## STATED EXERCISE
Say the number of lines containing the string "příslušenství", and say nothing else.

[Collection entries]
○ ○ ○ ○ ○ ○ ○
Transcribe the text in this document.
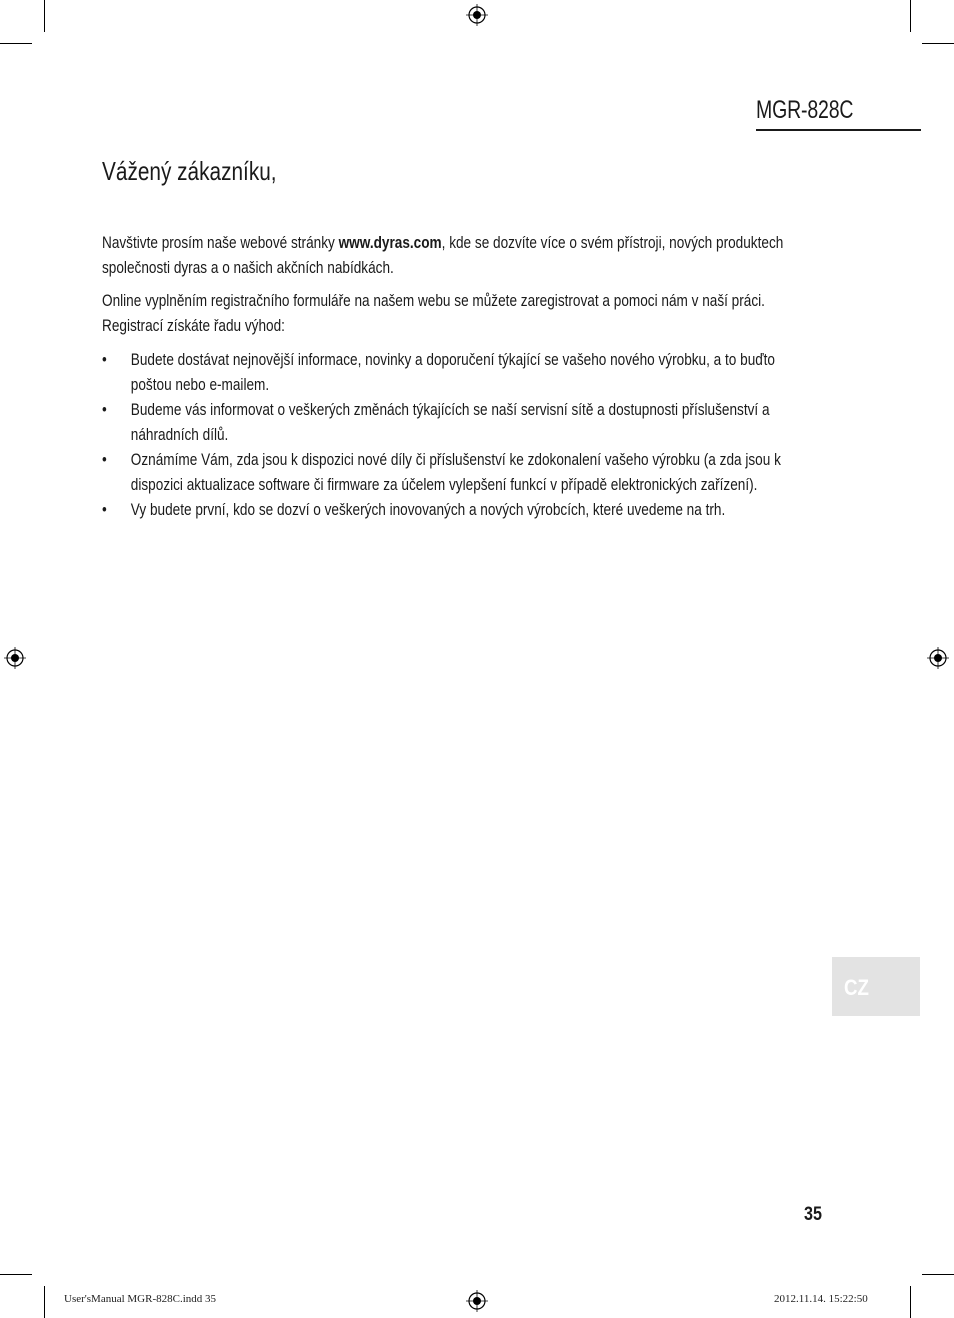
MGR-828C
Vážený zákazníku,

Navštivte prosím naše webové stránky www.dyras.com, kde se dozvíte více o svém přístroji, nových produktech
společnosti dyras a o našich akčních nabídkách.

Online vyplněním registračního formuláře na našem webu se můžete zaregistrovat a pomoci nám v naší práci.
Registrací získáte řadu výhod:

• Budete dostávat nejnovější informace, novinky a doporučení týkající se vašeho nového výrobku, a to buďto
poštou nebo e-mailem.
• Budeme vás informovat o veškerých změnách týkajících se naší servisní sítě a dostupnosti příslušenství a
náhradních dílů.
• Oznámíme Vám, zda jsou k dispozici nové díly či příslušenství ke zdokonalení vašeho výrobku (a zda jsou k
dispozici aktualizace software či firmware za účelem vylepšení funkcí v případě elektronických zařízení).
• Vy budete první, kdo se dozví o veškerých inovovaných a nových výrobcích, které uvedeme na trh.
CZ
35
User'sManual MGR-828C.indd 35	2012.11.14. 15:22:50
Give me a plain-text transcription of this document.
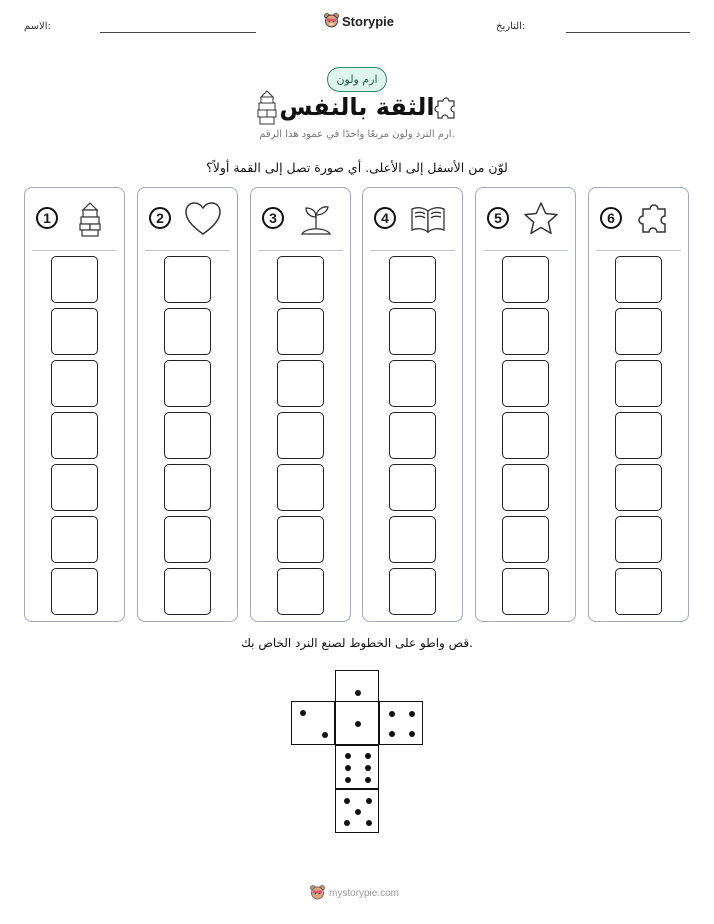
الاسم:	التاريخ:
Storypie
ارم ولون
الثقة بالنفس
ارم النرد ولون مربعًا واحدًا في عمود هذا الرقم.
لوّن من الأسفل إلى الأعلى. أي صورة تصل إلى القمة أولاً؟
1	2	3	4	5	6
قص واطو على الخطوط لصنع النرد الخاص بك.
mystorypie.com
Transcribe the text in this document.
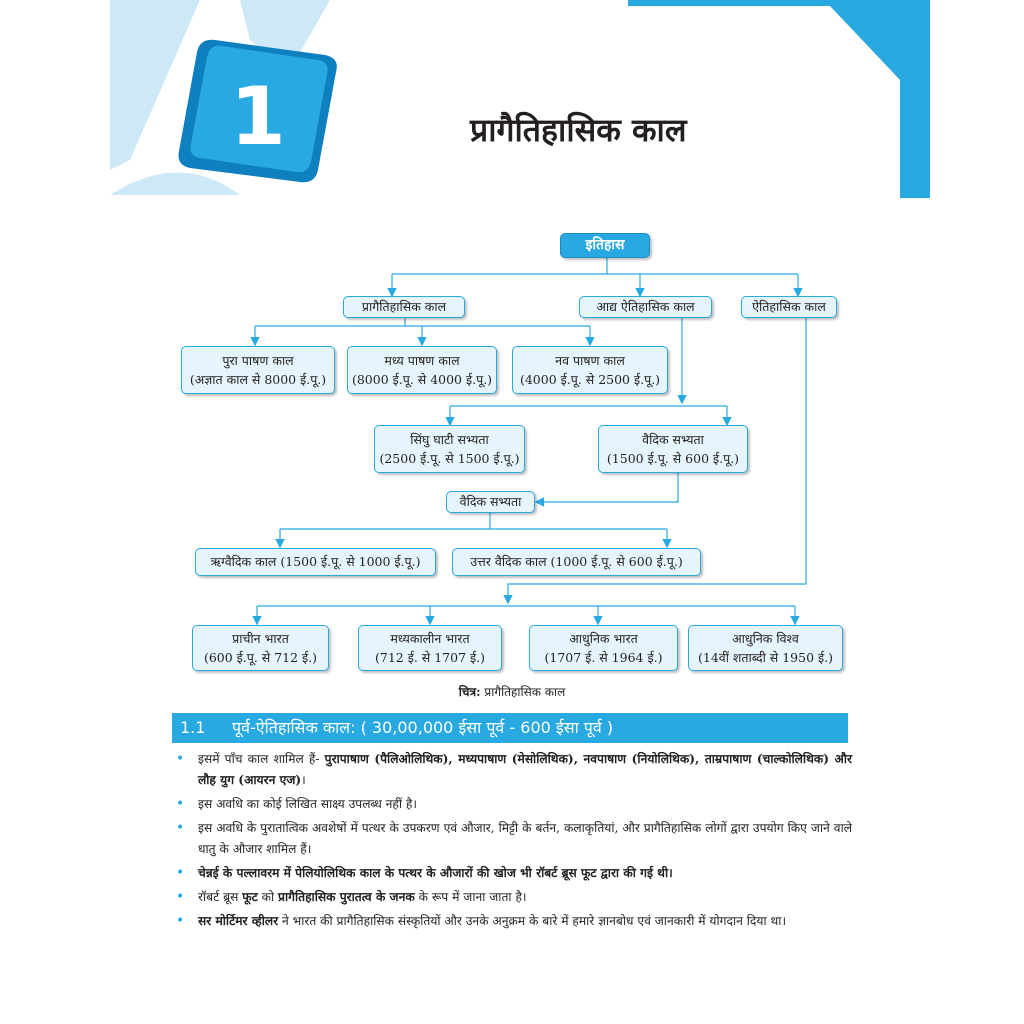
1	प्रागैतिहासिक काल
इतिहास
प्रागैतिहासिक काल	आद्य ऐतिहासिक काल	ऐतिहासिक काल
पुरा पाषण काल
(अज्ञात काल से 8000 ई.पू.)
मध्य पाषण काल
(8000 ई.पू. से 4000 ई.पू.)
नव पाषण काल
(4000 ई.पू. से 2500 ई.पू.)
सिंघु घाटी सभ्यता
(2500 ई.पू. से 1500 ई.पू.)
वैदिक सभ्यता
(1500 ई.पू. से 600 ई.पू.)
वैदिक सभ्यता
ऋग्वैदिक काल (1500 ई.पू. से 1000 ई.पू.)	उत्तर वैदिक काल (1000 ई.पू. से 600 ई.पू.)
प्राचीन भारत
(600 ई.पू. से 712 ई.)
मध्यकालीन भारत
(712 ई. से 1707 ई.)
आधुनिक भारत
(1707 ई. से 1964 ई.)
आधुनिक विश्व
(14वीं शताब्दी से 1950 ई.)
चित्र: प्रागैतिहासिक काल
1.1 पूर्व-ऐतिहासिक काल: ( 30,00,000 ईसा पूर्व - 600 ईसा पूर्व )
• इसमें पाँच काल शामिल हैं- पुरापाषाण (पैलिओलिथिक), मध्यपाषाण (मेसोलिथिक), नवपाषाण (नियोलिथिक), ताम्रपाषाण (चाल्कोलिथिक) और लौह युग (आयरन एज)।
• इस अवधि का कोई लिखित साक्ष्य उपलब्ध नहीं है।
• इस अवधि के पुरातात्विक अवशेषों में पत्थर के उपकरण एवं औजार, मिट्टी के बर्तन, कलाकृतियां, और प्रागैतिहासिक लोगों द्वारा उपयोग किए जाने वाले धातु के औजार शामिल हैं।
• चेन्नई के पल्लावरम में पेलियोलिथिक काल के पत्थर के औजारों की खोज भी रॉबर्ट ब्रूस फूट द्वारा की गई थी।
• रॉबर्ट ब्रूस फूट को प्रागैतिहासिक पुरातत्व के जनक के रूप में जाना जाता है।
• सर मोर्टिमर व्हीलर ने भारत की प्रागैतिहासिक संस्कृतियों और उनके अनुक्रम के बारे में हमारे ज्ञानबोध एवं जानकारी में योगदान दिया था।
○ ○ ○ ○ ○ ○ ○
## RESPONSE TO THIS TASK
2